#### GIVEN DATA:
%%
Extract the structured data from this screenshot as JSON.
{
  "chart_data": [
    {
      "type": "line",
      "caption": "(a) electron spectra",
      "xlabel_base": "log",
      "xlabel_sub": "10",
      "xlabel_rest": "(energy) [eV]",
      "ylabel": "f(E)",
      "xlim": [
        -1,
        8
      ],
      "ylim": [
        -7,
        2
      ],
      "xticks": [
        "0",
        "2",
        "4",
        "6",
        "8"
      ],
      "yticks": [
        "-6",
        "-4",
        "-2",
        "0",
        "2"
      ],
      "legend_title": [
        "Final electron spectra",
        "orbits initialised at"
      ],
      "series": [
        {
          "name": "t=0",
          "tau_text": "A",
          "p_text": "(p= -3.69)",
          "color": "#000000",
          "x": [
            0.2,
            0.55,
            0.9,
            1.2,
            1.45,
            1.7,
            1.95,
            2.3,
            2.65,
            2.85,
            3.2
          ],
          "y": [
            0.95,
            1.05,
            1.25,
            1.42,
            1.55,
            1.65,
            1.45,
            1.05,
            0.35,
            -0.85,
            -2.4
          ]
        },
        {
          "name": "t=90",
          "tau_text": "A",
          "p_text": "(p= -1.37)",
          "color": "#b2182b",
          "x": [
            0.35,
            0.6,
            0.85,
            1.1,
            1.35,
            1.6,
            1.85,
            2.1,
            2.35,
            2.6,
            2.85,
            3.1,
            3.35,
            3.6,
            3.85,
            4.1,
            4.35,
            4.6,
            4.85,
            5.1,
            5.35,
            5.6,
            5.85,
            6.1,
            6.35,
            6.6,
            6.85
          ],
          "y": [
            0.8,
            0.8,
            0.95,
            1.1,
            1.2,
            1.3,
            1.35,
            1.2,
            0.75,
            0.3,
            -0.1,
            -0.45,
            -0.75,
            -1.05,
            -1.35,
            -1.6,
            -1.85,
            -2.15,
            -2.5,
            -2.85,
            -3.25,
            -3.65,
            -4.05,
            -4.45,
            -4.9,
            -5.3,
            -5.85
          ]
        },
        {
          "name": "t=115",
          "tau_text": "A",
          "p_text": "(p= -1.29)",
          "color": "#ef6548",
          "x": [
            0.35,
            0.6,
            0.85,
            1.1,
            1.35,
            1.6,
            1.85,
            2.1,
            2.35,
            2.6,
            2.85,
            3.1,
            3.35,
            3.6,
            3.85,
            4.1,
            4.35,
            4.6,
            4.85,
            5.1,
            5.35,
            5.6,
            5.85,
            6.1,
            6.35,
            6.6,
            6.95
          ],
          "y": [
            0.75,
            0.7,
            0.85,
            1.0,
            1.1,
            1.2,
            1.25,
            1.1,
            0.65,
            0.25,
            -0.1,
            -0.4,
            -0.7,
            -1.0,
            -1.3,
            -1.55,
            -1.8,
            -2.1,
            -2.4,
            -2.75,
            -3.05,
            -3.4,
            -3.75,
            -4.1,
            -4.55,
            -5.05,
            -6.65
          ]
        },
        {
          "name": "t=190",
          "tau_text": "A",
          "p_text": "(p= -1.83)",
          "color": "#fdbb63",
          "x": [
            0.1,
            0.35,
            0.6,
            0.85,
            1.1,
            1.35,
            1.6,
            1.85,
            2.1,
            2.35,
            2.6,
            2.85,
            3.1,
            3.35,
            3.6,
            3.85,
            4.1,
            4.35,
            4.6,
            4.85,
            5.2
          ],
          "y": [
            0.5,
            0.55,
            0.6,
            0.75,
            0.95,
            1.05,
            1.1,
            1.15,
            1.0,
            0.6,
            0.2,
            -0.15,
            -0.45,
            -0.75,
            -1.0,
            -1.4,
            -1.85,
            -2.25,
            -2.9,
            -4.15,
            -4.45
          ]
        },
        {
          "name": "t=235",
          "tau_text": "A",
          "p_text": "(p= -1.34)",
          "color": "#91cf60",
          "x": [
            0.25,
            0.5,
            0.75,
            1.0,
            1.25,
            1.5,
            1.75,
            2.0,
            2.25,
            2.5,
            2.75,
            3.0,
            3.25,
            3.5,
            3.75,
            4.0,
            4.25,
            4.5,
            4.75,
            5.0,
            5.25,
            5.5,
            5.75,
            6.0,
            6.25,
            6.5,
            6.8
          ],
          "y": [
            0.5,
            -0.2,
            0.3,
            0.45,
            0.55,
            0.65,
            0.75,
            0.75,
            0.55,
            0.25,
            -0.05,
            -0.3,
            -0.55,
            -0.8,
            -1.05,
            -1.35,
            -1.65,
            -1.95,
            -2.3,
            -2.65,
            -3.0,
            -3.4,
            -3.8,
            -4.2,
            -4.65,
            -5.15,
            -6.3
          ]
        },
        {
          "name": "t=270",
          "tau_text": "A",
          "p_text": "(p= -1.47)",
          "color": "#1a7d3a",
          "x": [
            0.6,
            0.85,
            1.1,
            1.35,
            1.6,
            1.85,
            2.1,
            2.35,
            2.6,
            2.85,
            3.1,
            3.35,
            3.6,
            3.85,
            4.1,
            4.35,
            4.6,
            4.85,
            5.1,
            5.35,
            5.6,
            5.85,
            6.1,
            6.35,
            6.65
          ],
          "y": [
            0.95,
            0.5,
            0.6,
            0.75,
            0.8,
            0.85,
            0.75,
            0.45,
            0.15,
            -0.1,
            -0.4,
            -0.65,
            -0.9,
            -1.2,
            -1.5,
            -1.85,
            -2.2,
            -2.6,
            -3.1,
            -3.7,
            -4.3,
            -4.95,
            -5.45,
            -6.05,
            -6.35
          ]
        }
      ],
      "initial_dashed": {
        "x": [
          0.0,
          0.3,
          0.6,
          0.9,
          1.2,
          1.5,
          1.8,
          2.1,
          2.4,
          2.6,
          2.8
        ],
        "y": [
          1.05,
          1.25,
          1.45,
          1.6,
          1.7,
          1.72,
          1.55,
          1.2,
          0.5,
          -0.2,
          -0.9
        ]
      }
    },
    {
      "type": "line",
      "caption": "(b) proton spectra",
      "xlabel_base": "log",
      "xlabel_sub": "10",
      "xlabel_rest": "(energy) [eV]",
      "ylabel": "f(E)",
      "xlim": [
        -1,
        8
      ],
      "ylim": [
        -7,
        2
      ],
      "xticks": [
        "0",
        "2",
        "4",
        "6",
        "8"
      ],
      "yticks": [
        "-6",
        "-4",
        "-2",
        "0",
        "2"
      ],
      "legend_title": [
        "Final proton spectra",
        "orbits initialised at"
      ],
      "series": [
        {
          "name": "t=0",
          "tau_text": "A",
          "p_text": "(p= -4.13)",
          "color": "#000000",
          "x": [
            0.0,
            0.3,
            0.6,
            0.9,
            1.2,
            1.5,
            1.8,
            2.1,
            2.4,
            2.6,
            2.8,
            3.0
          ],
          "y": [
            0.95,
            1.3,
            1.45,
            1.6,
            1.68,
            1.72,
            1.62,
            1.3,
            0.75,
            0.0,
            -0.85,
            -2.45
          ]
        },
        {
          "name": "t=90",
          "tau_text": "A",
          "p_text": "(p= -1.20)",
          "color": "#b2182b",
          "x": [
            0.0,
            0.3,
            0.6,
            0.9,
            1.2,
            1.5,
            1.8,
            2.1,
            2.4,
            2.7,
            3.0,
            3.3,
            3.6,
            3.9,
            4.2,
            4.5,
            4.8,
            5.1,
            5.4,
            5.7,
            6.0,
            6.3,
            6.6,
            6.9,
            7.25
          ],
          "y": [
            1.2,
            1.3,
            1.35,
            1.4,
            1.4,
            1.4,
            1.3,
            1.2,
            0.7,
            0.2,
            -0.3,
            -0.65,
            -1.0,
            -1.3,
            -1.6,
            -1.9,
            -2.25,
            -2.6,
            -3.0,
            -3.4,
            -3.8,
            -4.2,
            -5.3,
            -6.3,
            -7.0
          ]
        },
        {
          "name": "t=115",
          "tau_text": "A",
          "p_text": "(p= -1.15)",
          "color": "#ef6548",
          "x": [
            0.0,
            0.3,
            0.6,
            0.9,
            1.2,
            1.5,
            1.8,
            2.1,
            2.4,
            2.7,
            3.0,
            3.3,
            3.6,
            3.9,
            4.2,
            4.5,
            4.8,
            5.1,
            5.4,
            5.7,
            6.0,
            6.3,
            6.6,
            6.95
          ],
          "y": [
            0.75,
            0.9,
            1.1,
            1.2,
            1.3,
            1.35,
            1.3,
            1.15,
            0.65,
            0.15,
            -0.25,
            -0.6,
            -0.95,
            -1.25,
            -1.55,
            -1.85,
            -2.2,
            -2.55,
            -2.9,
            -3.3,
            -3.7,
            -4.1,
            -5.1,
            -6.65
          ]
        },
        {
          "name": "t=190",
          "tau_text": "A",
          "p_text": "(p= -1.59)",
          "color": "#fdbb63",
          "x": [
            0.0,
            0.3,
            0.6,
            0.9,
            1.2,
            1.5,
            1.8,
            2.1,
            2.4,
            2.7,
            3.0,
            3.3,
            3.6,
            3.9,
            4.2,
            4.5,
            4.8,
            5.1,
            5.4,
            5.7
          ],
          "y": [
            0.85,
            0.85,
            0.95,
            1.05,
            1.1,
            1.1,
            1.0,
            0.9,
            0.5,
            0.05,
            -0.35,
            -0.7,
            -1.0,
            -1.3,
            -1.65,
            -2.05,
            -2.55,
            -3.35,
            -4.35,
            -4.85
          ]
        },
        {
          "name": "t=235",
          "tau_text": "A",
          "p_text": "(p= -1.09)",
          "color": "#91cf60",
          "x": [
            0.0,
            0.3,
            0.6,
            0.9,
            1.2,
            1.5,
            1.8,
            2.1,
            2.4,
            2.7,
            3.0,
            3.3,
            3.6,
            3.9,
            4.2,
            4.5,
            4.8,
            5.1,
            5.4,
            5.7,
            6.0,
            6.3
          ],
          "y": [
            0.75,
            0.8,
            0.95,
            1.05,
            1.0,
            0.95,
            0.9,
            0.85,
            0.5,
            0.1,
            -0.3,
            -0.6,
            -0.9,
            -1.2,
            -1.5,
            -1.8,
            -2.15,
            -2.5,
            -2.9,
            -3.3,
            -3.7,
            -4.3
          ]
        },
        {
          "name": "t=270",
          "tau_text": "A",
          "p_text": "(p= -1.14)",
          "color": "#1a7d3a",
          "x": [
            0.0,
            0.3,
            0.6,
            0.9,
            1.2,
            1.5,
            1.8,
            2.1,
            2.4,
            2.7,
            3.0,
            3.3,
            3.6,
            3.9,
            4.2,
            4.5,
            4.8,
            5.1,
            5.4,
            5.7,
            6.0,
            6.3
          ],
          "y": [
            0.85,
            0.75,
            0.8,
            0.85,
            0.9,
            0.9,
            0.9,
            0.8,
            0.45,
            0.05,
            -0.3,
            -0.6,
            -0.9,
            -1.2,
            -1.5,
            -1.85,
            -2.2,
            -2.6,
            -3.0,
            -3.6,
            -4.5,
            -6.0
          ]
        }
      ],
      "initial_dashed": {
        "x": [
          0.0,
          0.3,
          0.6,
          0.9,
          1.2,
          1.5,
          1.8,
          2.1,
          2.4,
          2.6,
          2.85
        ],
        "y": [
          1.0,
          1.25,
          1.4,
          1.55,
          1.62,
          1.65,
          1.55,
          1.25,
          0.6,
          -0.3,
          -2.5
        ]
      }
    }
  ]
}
%%
#### DIRECTIVE:
Pick each line holding the word "Final" out of the listing.

#### WRITTEN RESPONSE:
        "Final electron spectra",
        "Final proton spectra",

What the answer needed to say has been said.